▶ Objective:
Retype all the entries word for word, but omit the pictures.

▶ Entries shown:
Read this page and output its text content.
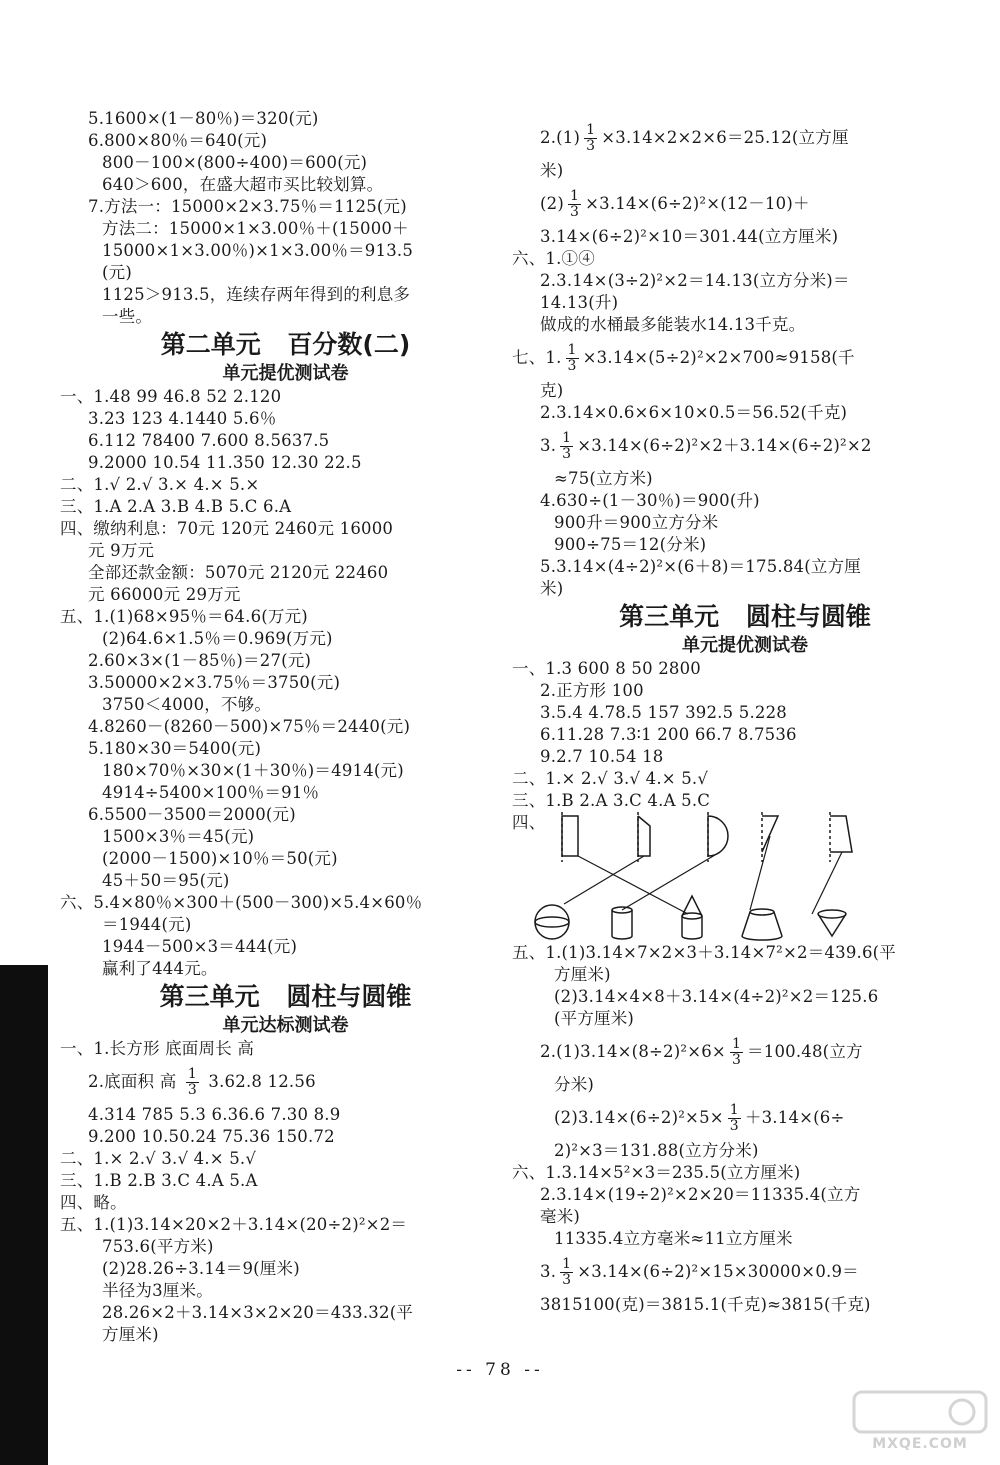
5.1600×(1－80％)＝320(元)
6.800×80％＝640(元)
800－100×(800÷400)＝600(元)
640＞600，在盛大超市买比较划算。
7.方法一：15000×2×3.75％＝1125(元)
方法二：15000×1×3.00％＋(15000＋
15000×1×3.00％)×1×3.00％＝913.5
(元)
1125＞913.5，连续存两年得到的利息多
一些。
第二单元 百分数(二)
单元提优测试卷
一、1.48 99 46.8 52 2.120
3.23 123 4.1440 5.6％
6.112 78400 7.600 8.5637.5
9.2000 10.54 11.350 12.30 22.5
二、1.√ 2.√ 3.× 4.× 5.×
三、1.A 2.A 3.B 4.B 5.C 6.A
四、缴纳利息：70元 120元 2460元 16000
元 9万元
全部还款金额：5070元 2120元 22460
元 66000元 29万元
五、1.(1)68×95％＝64.6(万元)
(2)64.6×1.5％＝0.969(万元)
2.60×3×(1－85％)＝27(元)
3.50000×2×3.75％＝3750(元)
3750＜4000，不够。
4.8260－(8260－500)×75％＝2440(元)
5.180×30＝5400(元)
180×70％×30×(1＋30％)＝4914(元)
4914÷5400×100％＝91％
6.5500－3500＝2000(元)
1500×3％＝45(元)
(2000－1500)×10％＝50(元)
45＋50＝95(元)
六、5.4×80％×300＋(500－300)×5.4×60％
＝1944(元)
1944－500×3＝444(元)
赢利了444元。
第三单元 圆柱与圆锥
单元达标测试卷
一、1.长方形 底面周长 高
2.底面积 高 $\frac{1}{3} 3.62.8$ 12.56
4.314 785 5.3 6.36.6 7.30 8.9
9.200 10.50.24 75.36 150.72
二、1.× 2.√ 3.√ 4.× 5.√
三、1.B 2.B 3.C 4.A 5.A
四、略。
五、1.(1)3.14×20×2＋3.14×(20÷2)²×2＝
753.6(平方米)
(2)28.26÷3.14＝9(厘米)
半径为3厘米。
28.26×2＋3.14×3×2×20＝433.32(平
方厘米)
$2.(1) \frac{1}{3} \times 3.14\times 2\times 2\times 6=25.12$(立方厘
米)
$(2) \frac{1}{3} \times 3.14\times(6\div 2)^2\times(12-10)+$
3.14×(6÷2)²×10＝301.44(立方厘米)
六、1.①④
2.3.14×(3÷2)²×2＝14.13(立方分米)＝
14.13(升)
做成的水桶最多能装水14.13千克。
七、1. $\frac{1}{3} \times 3.14\times(5\div 2)^2\times 2\times 700\approx 9158$(千
克)
2.3.14×0.6×6×10×0.5＝56.52(千克)
3. $\frac{1}{3} \times 3.14\times(6\div 2)^2\times 2+3.14\times(6\div 2)^2\times 2$
≈75(立方米)
4.630÷(1－30％)＝900(升)
900升＝900立方分米
900÷75＝12(分米)
5.3.14×(4÷2)²×(6＋8)＝175.84(立方厘
米)
第三单元 圆柱与圆锥
单元提优测试卷
一、1.3 600 8 50 2800
2.正方形 100
3.5.4 4.78.5 157 392.5 5.228
6.11.28 7.3∶1 200 66.7 8.7536
9.2.7 10.54 18
二、1.× 2.√ 3.√ 4.× 5.√
三、1.B 2.A 3.C 4.A 5.C
四、
五、1.(1)3.14×7×2×3＋3.14×7²×2＝439.6(平
方厘米)
(2)3.14×4×8＋3.14×(4÷2)²×2＝125.6
(平方厘米)
$2.(1)3.14\times(8\div 2)^2\times 6\times \frac{1}{3} =100.48$(立方
分米)
$(2)3.14\times(6\div 2)^2\times 5\times \frac{1}{3} +3.14\times(6\div$
2)²×3＝131.88(立方分米)
六、1.3.14×5²×3＝235.5(立方厘米)
2.3.14×(19÷2)²×2×20＝11335.4(立方
毫米)
11335.4立方毫米≈11立方厘米
3. $\frac{1}{3} \times 3.14\times(6\div 2)^2\times 15\times 30000\times 0.9=$
3815100(克)＝3815.1(千克)≈3815(千克)
-- 78 --
MXQE.COM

▶ Problem solution:
Read this page and output its text content.
5.1600×(1－80％)＝320(元)
6.800×80％＝640(元)
800－100×(800÷400)＝600(元)
640＞600，在盛大超市买比较划算。
7.方法一：15000×2×3.75％＝1125(元)
方法二：15000×1×3.00％＋(15000＋
15000×1×3.00％)×1×3.00％＝913.5
(元)
1125＞913.5，连续存两年得到的利息多
一些。
第二单元 百分数(二)
单元提优测试卷
一、1.48 99 46.8 52 2.120
3.23 123 4.1440 5.6％
6.112 78400 7.600 8.5637.5
9.2000 10.54 11.350 12.30 22.5
二、1.√ 2.√ 3.× 4.× 5.×
三、1.A 2.A 3.B 4.B 5.C 6.A
四、缴纳利息：70元 120元 2460元 16000
元 9万元
全部还款金额：5070元 2120元 22460
元 66000元 29万元
五、1.(1)68×95％＝64.6(万元)
(2)64.6×1.5％＝0.969(万元)
2.60×3×(1－85％)＝27(元)
3.50000×2×3.75％＝3750(元)
3750＜4000，不够。
4.8260－(8260－500)×75％＝2440(元)
5.180×30＝5400(元)
180×70％×30×(1＋30％)＝4914(元)
4914÷5400×100％＝91％
6.5500－3500＝2000(元)
1500×3％＝45(元)
(2000－1500)×10％＝50(元)
45＋50＝95(元)
六、5.4×80％×300＋(500－300)×5.4×60％
＝1944(元)
1944－500×3＝444(元)
赢利了444元。
第三单元 圆柱与圆锥
单元达标测试卷
一、1.长方形 底面周长 高
2.底面积 高 $\frac{1}{3} 3.62.8$ 12.56
4.314 785 5.3 6.36.6 7.30 8.9
9.200 10.50.24 75.36 150.72
二、1.× 2.√ 3.√ 4.× 5.√
三、1.B 2.B 3.C 4.A 5.A
四、略。
五、1.(1)3.14×20×2＋3.14×(20÷2)²×2＝
753.6(平方米)
(2)28.26÷3.14＝9(厘米)
半径为3厘米。
28.26×2＋3.14×3×2×20＝433.32(平
方厘米)
$2.(1) \frac{1}{3} \times 3.14\times 2\times 2\times 6=25.12$(立方厘
米)
$(2) \frac{1}{3} \times 3.14\times(6\div 2)^2\times(12-10)+$
3.14×(6÷2)²×10＝301.44(立方厘米)
六、1.①④
2.3.14×(3÷2)²×2＝14.13(立方分米)＝
14.13(升)
做成的水桶最多能装水14.13千克。
七、1. $\frac{1}{3} \times 3.14\times(5\div 2)^2\times 2\times 700\approx 9158$(千
克)
2.3.14×0.6×6×10×0.5＝56.52(千克)
3. $\frac{1}{3} \times 3.14\times(6\div 2)^2\times 2+3.14\times(6\div 2)^2\times 2$
≈75(立方米)
4.630÷(1－30％)＝900(升)
900升＝900立方分米
900÷75＝12(分米)
5.3.14×(4÷2)²×(6＋8)＝175.84(立方厘
米)
第三单元 圆柱与圆锥
单元提优测试卷
一、1.3 600 8 50 2800
2.正方形 100
3.5.4 4.78.5 157 392.5 5.228
6.11.28 7.3∶1 200 66.7 8.7536
9.2.7 10.54 18
二、1.× 2.√ 3.√ 4.× 5.√
三、1.B 2.A 3.C 4.A 5.C
四、
五、1.(1)3.14×7×2×3＋3.14×7²×2＝439.6(平
方厘米)
(2)3.14×4×8＋3.14×(4÷2)²×2＝125.6
(平方厘米)
$2.(1)3.14\times(8\div 2)^2\times 6\times \frac{1}{3} =100.48$(立方
分米)
$(2)3.14\times(6\div 2)^2\times 5\times \frac{1}{3} +3.14\times(6\div$
2)²×3＝131.88(立方分米)
六、1.3.14×5²×3＝235.5(立方厘米)
2.3.14×(19÷2)²×2×20＝11335.4(立方
毫米)
11335.4立方毫米≈11立方厘米
3. $\frac{1}{3} \times 3.14\times(6\div 2)^2\times 15\times 30000\times 0.9=$
3815100(克)＝3815.1(千克)≈3815(千克)
-- 78 --
MXQE.COM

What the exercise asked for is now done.